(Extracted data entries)
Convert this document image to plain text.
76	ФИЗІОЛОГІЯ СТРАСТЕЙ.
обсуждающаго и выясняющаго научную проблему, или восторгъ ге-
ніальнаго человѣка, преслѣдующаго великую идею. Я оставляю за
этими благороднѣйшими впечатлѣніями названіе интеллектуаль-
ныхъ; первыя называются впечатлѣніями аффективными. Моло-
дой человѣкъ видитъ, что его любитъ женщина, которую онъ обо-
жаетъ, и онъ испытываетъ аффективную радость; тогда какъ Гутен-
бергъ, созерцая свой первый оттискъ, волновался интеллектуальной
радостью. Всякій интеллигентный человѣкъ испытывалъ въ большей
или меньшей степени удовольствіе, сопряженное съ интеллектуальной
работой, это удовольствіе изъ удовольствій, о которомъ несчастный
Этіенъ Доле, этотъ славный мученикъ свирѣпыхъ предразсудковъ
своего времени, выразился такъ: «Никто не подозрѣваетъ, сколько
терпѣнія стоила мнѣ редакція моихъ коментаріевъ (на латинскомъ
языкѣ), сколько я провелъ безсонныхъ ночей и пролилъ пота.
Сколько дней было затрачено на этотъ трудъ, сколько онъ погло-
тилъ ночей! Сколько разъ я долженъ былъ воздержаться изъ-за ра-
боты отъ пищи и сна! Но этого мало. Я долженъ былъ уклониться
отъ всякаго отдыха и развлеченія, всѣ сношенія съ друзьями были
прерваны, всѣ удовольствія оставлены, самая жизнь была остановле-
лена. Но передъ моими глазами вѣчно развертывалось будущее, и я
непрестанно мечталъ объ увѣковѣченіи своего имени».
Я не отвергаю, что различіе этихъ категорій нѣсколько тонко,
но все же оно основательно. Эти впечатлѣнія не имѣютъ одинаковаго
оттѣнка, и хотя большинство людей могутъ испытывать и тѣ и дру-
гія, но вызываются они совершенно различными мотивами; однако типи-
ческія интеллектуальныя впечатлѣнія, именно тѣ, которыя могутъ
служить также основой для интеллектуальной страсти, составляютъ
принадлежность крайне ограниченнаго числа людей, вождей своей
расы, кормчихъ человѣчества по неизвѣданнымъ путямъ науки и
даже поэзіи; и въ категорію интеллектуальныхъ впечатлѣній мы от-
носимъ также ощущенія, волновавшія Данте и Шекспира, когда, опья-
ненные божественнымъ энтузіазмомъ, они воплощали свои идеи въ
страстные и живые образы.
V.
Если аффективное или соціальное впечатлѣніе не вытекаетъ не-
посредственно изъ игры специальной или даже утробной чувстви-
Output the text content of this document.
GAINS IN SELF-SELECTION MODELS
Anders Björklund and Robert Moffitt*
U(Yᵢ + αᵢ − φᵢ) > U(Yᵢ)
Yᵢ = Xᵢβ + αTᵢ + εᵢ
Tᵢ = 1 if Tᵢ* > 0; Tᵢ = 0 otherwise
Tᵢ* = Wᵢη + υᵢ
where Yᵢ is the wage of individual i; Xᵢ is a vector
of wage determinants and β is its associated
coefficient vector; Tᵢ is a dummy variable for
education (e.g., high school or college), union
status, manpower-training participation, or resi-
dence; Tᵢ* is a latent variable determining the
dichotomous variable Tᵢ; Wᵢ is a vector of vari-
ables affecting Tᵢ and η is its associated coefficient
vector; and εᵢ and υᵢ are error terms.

● Required work
Your answer should be one number: how many lines of the listing include the word "удовольствіе".

● Answer for the task
2